GIVEN TASK — Write out each line from the data below that includes the word "this".

────────────────────────────────────────

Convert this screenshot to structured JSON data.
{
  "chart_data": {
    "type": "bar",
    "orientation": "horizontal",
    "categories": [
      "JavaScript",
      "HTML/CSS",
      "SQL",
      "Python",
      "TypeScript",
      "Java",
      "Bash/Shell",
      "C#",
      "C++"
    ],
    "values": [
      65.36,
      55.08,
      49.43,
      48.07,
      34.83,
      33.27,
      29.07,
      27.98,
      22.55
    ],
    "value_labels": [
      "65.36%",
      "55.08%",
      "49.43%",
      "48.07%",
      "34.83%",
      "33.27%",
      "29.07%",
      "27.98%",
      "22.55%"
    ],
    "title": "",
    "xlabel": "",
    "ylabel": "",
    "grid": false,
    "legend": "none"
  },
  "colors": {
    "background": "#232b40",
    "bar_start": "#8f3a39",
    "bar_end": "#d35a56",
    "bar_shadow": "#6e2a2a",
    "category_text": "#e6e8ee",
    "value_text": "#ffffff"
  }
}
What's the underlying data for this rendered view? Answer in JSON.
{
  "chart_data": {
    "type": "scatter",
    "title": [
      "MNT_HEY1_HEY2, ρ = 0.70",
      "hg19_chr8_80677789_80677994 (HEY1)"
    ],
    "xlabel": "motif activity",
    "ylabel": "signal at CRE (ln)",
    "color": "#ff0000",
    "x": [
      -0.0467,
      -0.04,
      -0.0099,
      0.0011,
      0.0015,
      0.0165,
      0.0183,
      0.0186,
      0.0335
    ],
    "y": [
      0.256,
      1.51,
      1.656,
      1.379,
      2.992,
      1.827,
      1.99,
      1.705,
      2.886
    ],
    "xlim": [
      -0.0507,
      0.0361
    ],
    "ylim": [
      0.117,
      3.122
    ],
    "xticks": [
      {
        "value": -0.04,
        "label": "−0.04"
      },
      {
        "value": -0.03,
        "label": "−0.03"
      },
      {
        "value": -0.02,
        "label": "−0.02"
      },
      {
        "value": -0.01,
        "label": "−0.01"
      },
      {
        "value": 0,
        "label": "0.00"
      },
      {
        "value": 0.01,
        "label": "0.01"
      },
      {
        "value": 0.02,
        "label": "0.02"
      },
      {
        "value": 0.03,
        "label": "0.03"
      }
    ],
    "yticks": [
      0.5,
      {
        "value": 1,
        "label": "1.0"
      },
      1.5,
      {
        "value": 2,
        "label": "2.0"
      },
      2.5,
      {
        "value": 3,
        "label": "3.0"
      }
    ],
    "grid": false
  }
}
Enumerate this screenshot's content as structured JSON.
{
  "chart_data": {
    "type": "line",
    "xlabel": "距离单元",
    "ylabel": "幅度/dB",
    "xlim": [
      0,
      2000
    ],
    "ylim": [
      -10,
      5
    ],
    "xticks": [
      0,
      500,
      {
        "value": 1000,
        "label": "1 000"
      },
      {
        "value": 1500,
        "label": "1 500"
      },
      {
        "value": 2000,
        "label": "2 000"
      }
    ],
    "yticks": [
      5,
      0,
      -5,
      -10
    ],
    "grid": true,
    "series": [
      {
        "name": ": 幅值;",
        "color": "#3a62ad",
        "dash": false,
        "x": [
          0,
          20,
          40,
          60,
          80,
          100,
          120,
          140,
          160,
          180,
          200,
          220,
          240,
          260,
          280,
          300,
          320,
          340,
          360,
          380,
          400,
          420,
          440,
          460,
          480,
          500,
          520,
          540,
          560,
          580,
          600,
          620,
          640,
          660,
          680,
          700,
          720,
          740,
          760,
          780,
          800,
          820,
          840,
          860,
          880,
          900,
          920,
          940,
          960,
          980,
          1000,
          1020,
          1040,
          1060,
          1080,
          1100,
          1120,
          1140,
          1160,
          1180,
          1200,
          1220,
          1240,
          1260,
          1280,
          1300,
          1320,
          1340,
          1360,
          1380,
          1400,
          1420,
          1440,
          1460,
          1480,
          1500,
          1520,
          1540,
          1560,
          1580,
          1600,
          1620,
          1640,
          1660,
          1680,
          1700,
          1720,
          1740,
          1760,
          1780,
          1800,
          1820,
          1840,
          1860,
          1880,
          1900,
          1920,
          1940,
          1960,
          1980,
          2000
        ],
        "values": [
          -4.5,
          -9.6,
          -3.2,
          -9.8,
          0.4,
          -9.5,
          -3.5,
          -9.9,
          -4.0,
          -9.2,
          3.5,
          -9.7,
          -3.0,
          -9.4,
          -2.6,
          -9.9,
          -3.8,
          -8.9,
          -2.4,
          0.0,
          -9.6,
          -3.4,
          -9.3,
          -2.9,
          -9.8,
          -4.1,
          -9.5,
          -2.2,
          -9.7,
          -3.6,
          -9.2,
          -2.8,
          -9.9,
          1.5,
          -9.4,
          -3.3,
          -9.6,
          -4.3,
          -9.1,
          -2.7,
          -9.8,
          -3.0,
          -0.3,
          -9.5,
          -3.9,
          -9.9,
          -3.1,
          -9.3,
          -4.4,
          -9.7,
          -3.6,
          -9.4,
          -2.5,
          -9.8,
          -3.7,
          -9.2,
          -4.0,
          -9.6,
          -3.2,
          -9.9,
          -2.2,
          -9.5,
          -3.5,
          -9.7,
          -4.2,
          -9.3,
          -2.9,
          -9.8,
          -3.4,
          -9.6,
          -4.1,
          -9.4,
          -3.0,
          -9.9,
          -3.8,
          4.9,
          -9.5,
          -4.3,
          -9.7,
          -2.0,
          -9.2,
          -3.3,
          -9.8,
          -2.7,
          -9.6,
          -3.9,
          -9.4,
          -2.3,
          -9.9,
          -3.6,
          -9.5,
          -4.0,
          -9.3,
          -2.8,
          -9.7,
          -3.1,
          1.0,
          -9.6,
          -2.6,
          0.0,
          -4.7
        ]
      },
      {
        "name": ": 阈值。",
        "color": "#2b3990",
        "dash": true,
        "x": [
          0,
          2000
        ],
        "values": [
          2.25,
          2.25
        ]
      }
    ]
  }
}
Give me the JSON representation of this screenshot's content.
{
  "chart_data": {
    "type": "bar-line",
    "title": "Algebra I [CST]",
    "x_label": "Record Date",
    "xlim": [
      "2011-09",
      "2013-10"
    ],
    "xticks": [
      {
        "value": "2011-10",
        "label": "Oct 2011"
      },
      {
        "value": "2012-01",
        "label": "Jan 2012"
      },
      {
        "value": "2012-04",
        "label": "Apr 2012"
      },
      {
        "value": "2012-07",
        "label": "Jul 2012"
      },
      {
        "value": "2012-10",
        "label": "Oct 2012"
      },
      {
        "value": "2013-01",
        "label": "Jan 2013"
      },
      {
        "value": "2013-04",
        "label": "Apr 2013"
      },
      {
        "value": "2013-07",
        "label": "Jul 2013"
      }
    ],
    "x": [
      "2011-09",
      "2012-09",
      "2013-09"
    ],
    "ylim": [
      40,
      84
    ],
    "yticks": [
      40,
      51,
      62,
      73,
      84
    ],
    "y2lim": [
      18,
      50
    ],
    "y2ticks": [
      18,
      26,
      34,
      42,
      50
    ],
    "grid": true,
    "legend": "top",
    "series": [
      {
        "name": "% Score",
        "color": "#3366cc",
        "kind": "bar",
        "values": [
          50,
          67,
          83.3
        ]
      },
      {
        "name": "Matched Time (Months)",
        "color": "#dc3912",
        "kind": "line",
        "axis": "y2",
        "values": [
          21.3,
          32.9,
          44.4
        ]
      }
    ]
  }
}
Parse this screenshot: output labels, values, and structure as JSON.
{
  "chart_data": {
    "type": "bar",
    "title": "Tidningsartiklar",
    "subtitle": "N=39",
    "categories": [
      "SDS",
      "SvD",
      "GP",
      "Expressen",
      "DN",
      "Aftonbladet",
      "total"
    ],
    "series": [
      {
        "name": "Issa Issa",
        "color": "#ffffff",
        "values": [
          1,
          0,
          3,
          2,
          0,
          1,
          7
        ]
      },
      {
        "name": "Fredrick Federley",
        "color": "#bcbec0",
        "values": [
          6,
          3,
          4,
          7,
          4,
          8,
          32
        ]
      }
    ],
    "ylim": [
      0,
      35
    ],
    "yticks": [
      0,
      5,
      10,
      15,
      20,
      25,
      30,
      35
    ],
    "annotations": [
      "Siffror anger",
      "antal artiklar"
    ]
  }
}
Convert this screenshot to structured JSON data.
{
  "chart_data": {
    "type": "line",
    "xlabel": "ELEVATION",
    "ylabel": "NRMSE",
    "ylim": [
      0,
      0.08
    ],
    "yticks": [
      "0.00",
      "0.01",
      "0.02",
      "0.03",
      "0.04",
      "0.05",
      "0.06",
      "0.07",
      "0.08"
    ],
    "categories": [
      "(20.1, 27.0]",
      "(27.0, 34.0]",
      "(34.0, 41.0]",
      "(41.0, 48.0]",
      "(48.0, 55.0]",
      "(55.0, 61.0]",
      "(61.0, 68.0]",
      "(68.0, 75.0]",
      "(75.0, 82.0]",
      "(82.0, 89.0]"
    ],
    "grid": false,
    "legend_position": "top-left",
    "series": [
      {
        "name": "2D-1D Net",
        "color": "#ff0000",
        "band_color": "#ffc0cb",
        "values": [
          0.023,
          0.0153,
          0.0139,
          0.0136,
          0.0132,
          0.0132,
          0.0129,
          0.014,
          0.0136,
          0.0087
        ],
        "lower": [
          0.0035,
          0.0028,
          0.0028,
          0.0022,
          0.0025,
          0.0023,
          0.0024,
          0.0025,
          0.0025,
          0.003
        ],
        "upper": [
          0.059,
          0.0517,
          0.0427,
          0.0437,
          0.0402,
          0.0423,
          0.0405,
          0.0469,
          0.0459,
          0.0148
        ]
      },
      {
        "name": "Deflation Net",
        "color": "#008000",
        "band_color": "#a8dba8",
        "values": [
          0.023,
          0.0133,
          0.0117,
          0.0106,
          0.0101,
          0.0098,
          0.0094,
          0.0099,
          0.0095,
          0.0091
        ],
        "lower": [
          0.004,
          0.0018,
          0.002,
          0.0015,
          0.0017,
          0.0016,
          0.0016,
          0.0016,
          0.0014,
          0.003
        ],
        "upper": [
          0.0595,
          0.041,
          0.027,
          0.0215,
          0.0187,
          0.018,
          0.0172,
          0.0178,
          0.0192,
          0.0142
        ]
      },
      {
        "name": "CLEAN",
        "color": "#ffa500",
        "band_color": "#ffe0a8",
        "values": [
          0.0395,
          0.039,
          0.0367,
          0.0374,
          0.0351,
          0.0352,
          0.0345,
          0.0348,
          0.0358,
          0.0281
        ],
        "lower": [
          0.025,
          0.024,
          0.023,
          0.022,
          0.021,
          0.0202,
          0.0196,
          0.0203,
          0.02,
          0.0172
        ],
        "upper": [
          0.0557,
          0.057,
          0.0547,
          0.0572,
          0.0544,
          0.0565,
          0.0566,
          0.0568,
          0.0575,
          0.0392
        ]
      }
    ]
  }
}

────────────────────────────────────────

ANSWER TO THE EXERCISE —
Convert this screenshot to structured JSON data.
What's the underlying data for this rendered view? Answer in JSON.
Enumerate this screenshot's content as structured JSON.
Give me the JSON representation of this screenshot's content.
Parse this screenshot: output labels, values, and structure as JSON.
Convert this screenshot to structured JSON data.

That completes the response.